======== Task data ========

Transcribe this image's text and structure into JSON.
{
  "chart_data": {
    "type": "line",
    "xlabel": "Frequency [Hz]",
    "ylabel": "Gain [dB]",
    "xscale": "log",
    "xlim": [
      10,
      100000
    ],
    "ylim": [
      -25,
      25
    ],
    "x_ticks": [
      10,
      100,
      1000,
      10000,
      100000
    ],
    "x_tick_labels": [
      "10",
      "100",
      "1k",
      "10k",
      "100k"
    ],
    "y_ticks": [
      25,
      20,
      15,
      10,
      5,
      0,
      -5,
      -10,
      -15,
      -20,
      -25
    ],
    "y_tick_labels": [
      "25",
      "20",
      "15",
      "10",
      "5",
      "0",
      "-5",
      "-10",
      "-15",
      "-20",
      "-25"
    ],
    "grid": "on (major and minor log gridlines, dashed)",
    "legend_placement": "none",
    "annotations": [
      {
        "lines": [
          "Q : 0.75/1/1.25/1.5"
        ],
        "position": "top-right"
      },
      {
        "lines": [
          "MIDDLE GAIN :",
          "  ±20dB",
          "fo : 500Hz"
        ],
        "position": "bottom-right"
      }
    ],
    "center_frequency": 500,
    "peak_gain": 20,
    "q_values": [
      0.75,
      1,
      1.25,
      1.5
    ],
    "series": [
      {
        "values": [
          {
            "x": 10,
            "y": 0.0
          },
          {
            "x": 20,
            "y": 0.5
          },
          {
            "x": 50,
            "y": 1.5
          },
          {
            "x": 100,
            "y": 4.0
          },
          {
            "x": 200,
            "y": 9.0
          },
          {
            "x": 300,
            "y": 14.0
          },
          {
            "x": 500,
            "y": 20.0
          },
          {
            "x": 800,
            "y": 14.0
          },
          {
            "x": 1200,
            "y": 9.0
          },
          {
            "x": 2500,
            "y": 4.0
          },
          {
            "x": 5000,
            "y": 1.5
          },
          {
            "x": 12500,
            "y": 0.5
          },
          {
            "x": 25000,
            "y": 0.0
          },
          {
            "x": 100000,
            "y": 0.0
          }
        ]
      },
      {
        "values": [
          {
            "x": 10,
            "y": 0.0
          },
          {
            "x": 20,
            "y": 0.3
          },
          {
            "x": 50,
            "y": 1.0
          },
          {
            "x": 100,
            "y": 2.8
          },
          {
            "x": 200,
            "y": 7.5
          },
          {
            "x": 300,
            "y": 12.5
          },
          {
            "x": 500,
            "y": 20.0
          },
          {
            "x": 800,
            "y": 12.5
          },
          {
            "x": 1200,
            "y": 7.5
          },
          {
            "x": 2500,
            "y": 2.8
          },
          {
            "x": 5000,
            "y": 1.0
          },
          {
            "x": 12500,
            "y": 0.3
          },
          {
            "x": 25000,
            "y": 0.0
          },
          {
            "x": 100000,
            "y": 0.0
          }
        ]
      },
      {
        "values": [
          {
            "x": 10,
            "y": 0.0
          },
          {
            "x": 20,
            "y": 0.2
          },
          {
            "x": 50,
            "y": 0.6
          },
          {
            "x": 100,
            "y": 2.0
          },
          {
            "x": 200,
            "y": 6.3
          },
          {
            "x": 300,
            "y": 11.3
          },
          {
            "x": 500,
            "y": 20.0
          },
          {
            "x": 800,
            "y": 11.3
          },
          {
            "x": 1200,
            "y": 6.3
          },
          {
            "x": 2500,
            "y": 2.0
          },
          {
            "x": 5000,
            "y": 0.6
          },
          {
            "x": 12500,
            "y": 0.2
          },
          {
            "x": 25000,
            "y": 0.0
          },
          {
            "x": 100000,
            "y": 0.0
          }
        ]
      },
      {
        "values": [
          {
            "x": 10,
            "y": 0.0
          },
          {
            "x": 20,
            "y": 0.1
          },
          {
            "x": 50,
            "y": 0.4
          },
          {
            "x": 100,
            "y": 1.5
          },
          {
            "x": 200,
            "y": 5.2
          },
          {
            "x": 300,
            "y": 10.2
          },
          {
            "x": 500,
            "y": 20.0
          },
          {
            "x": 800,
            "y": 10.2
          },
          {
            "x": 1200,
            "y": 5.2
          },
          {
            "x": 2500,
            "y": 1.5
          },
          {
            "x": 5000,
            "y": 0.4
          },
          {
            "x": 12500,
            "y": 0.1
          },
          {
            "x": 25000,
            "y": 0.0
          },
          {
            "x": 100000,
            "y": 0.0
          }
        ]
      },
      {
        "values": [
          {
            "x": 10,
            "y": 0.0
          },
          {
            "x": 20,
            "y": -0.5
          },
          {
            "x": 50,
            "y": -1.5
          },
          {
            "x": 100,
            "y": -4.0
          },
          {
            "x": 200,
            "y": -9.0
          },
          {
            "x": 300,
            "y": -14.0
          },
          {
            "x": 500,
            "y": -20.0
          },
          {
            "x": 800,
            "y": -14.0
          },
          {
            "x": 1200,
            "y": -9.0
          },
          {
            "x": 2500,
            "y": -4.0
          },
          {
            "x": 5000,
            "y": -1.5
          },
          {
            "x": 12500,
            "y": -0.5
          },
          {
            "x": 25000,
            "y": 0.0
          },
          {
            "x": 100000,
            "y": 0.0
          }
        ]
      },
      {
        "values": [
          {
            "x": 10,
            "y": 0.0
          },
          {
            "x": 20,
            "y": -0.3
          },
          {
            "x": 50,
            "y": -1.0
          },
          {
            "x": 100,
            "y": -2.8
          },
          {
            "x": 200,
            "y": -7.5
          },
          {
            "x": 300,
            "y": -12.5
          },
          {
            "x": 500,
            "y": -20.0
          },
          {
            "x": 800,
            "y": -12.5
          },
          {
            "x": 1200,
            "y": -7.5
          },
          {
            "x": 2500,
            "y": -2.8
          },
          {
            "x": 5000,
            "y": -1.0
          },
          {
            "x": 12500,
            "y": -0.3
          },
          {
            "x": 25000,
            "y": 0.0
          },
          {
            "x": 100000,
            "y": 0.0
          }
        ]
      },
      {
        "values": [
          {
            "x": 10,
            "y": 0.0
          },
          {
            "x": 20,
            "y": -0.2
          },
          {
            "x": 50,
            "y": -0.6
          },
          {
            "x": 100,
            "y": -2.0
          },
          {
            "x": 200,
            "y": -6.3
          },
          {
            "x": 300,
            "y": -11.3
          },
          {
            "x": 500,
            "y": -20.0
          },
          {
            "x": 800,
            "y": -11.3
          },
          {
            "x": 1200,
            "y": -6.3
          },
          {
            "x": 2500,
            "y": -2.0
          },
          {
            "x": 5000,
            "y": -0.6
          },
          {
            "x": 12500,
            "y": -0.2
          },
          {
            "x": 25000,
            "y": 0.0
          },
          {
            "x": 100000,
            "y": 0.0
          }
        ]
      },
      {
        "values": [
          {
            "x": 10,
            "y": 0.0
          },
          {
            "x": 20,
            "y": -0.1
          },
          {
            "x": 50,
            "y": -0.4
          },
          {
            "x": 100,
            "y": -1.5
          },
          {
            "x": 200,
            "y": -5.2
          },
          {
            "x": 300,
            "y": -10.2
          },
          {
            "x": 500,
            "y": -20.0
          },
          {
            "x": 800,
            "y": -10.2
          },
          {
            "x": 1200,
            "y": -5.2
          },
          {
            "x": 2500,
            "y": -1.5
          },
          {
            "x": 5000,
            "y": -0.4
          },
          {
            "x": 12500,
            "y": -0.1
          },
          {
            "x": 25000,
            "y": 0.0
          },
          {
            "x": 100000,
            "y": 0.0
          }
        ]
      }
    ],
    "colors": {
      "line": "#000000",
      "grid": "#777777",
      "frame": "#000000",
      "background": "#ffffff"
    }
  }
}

========

Exercise directions: Write out every entry above, word for word.

Exercise answer:
Transcribe this image's text and structure into JSON.
{
  "chart_data": {
    "type": "line",
    "xlabel": "Frequency [Hz]",
    "ylabel": "Gain [dB]",
    "xscale": "log",
    "xlim": [
      10,
      100000
    ],
    "ylim": [
      -25,
      25
    ],
    "x_ticks": [
      10,
      100,
      1000,
      10000,
      100000
    ],
    "x_tick_labels": [
      "10",
      "100",
      "1k",
      "10k",
      "100k"
    ],
    "y_ticks": [
      25,
      20,
      15,
      10,
      5,
      0,
      -5,
      -10,
      -15,
      -20,
      -25
    ],
    "y_tick_labels": [
      "25",
      "20",
      "15",
      "10",
      "5",
      "0",
      "-5",
      "-10",
      "-15",
      "-20",
      "-25"
    ],
    "grid": "on (major and minor log gridlines, dashed)",
    "legend_placement": "none",
    "annotations": [
      {
        "lines": [
          "Q : 0.75/1/1.25/1.5"
        ],
        "position": "top-right"
      },
      {
        "lines": [
          "MIDDLE GAIN :",
          "  ±20dB",
          "fo : 500Hz"
        ],
        "position": "bottom-right"
      }
    ],
    "center_frequency": 500,
    "peak_gain": 20,
    "q_values": [
      0.75,
      1,
      1.25,
      1.5
    ],
    "series": [
      {
        "values": [
          {
            "x": 10,
            "y": 0.0
          },
          {
            "x": 20,
            "y": 0.5
          },
          {
            "x": 50,
            "y": 1.5
          },
          {
            "x": 100,
            "y": 4.0
          },
          {
            "x": 200,
            "y": 9.0
          },
          {
            "x": 300,
            "y": 14.0
          },
          {
            "x": 500,
            "y": 20.0
          },
          {
            "x": 800,
            "y": 14.0
          },
          {
            "x": 1200,
            "y": 9.0
          },
          {
            "x": 2500,
            "y": 4.0
          },
          {
            "x": 5000,
            "y": 1.5
          },
          {
            "x": 12500,
            "y": 0.5
          },
          {
            "x": 25000,
            "y": 0.0
          },
          {
            "x": 100000,
            "y": 0.0
          }
        ]
      },
      {
        "values": [
          {
            "x": 10,
            "y": 0.0
          },
          {
            "x": 20,
            "y": 0.3
          },
          {
            "x": 50,
            "y": 1.0
          },
          {
            "x": 100,
            "y": 2.8
          },
          {
            "x": 200,
            "y": 7.5
          },
          {
            "x": 300,
            "y": 12.5
          },
          {
            "x": 500,
            "y": 20.0
          },
          {
            "x": 800,
            "y": 12.5
          },
          {
            "x": 1200,
            "y": 7.5
          },
          {
            "x": 2500,
            "y": 2.8
          },
          {
            "x": 5000,
            "y": 1.0
          },
          {
            "x": 12500,
            "y": 0.3
          },
          {
            "x": 25000,
            "y": 0.0
          },
          {
            "x": 100000,
            "y": 0.0
          }
        ]
      },
      {
        "values": [
          {
            "x": 10,
            "y": 0.0
          },
          {
            "x": 20,
            "y": 0.2
          },
          {
            "x": 50,
            "y": 0.6
          },
          {
            "x": 100,
            "y": 2.0
          },
          {
            "x": 200,
            "y": 6.3
          },
          {
            "x": 300,
            "y": 11.3
          },
          {
            "x": 500,
            "y": 20.0
          },
          {
            "x": 800,
            "y": 11.3
          },
          {
            "x": 1200,
            "y": 6.3
          },
          {
            "x": 2500,
            "y": 2.0
          },
          {
            "x": 5000,
            "y": 0.6
          },
          {
            "x": 12500,
            "y": 0.2
          },
          {
            "x": 25000,
            "y": 0.0
          },
          {
            "x": 100000,
            "y": 0.0
          }
        ]
      },
      {
        "values": [
          {
            "x": 10,
            "y": 0.0
          },
          {
            "x": 20,
            "y": 0.1
          },
          {
            "x": 50,
            "y": 0.4
          },
          {
            "x": 100,
            "y": 1.5
          },
          {
            "x": 200,
            "y": 5.2
          },
          {
            "x": 300,
            "y": 10.2
          },
          {
            "x": 500,
            "y": 20.0
          },
          {
            "x": 800,
            "y": 10.2
          },
          {
            "x": 1200,
            "y": 5.2
          },
          {
            "x": 2500,
            "y": 1.5
          },
          {
            "x": 5000,
            "y": 0.4
          },
          {
            "x": 12500,
            "y": 0.1
          },
          {
            "x": 25000,
            "y": 0.0
          },
          {
            "x": 100000,
            "y": 0.0
          }
        ]
      },
      {
        "values": [
          {
            "x": 10,
            "y": 0.0
          },
          {
            "x": 20,
            "y": -0.5
          },
          {
            "x": 50,
            "y": -1.5
          },
          {
            "x": 100,
            "y": -4.0
          },
          {
            "x": 200,
            "y": -9.0
          },
          {
            "x": 300,
            "y": -14.0
          },
          {
            "x": 500,
            "y": -20.0
          },
          {
            "x": 800,
            "y": -14.0
          },
          {
            "x": 1200,
            "y": -9.0
          },
          {
            "x": 2500,
            "y": -4.0
          },
          {
            "x": 5000,
            "y": -1.5
          },
          {
            "x": 12500,
            "y": -0.5
          },
          {
            "x": 25000,
            "y": 0.0
          },
          {
            "x": 100000,
            "y": 0.0
          }
        ]
      },
      {
        "values": [
          {
            "x": 10,
            "y": 0.0
          },
          {
            "x": 20,
            "y": -0.3
          },
          {
            "x": 50,
            "y": -1.0
          },
          {
            "x": 100,
            "y": -2.8
          },
          {
            "x": 200,
            "y": -7.5
          },
          {
            "x": 300,
            "y": -12.5
          },
          {
            "x": 500,
            "y": -20.0
          },
          {
            "x": 800,
            "y": -12.5
          },
          {
            "x": 1200,
            "y": -7.5
          },
          {
            "x": 2500,
            "y": -2.8
          },
          {
            "x": 5000,
            "y": -1.0
          },
          {
            "x": 12500,
            "y": -0.3
          },
          {
            "x": 25000,
            "y": 0.0
          },
          {
            "x": 100000,
            "y": 0.0
          }
        ]
      },
      {
        "values": [
          {
            "x": 10,
            "y": 0.0
          },
          {
            "x": 20,
            "y": -0.2
          },
          {
            "x": 50,
            "y": -0.6
          },
          {
            "x": 100,
            "y": -2.0
          },
          {
            "x": 200,
            "y": -6.3
          },
          {
            "x": 300,
            "y": -11.3
          },
          {
            "x": 500,
            "y": -20.0
          },
          {
            "x": 800,
            "y": -11.3
          },
          {
            "x": 1200,
            "y": -6.3
          },
          {
            "x": 2500,
            "y": -2.0
          },
          {
            "x": 5000,
            "y": -0.6
          },
          {
            "x": 12500,
            "y": -0.2
          },
          {
            "x": 25000,
            "y": 0.0
          },
          {
            "x": 100000,
            "y": 0.0
          }
        ]
      },
      {
        "values": [
          {
            "x": 10,
            "y": 0.0
          },
          {
            "x": 20,
            "y": -0.1
          },
          {
            "x": 50,
            "y": -0.4
          },
          {
            "x": 100,
            "y": -1.5
          },
          {
            "x": 200,
            "y": -5.2
          },
          {
            "x": 300,
            "y": -10.2
          },
          {
            "x": 500,
            "y": -20.0
          },
          {
            "x": 800,
            "y": -10.2
          },
          {
            "x": 1200,
            "y": -5.2
          },
          {
            "x": 2500,
            "y": -1.5
          },
          {
            "x": 5000,
            "y": -0.4
          },
          {
            "x": 12500,
            "y": -0.1
          },
          {
            "x": 25000,
            "y": 0.0
          },
          {
            "x": 100000,
            "y": 0.0
          }
        ]
      }
    ],
    "colors": {
      "line": "#000000",
      "grid": "#777777",
      "frame": "#000000",
      "background": "#ffffff"
    }
  }
}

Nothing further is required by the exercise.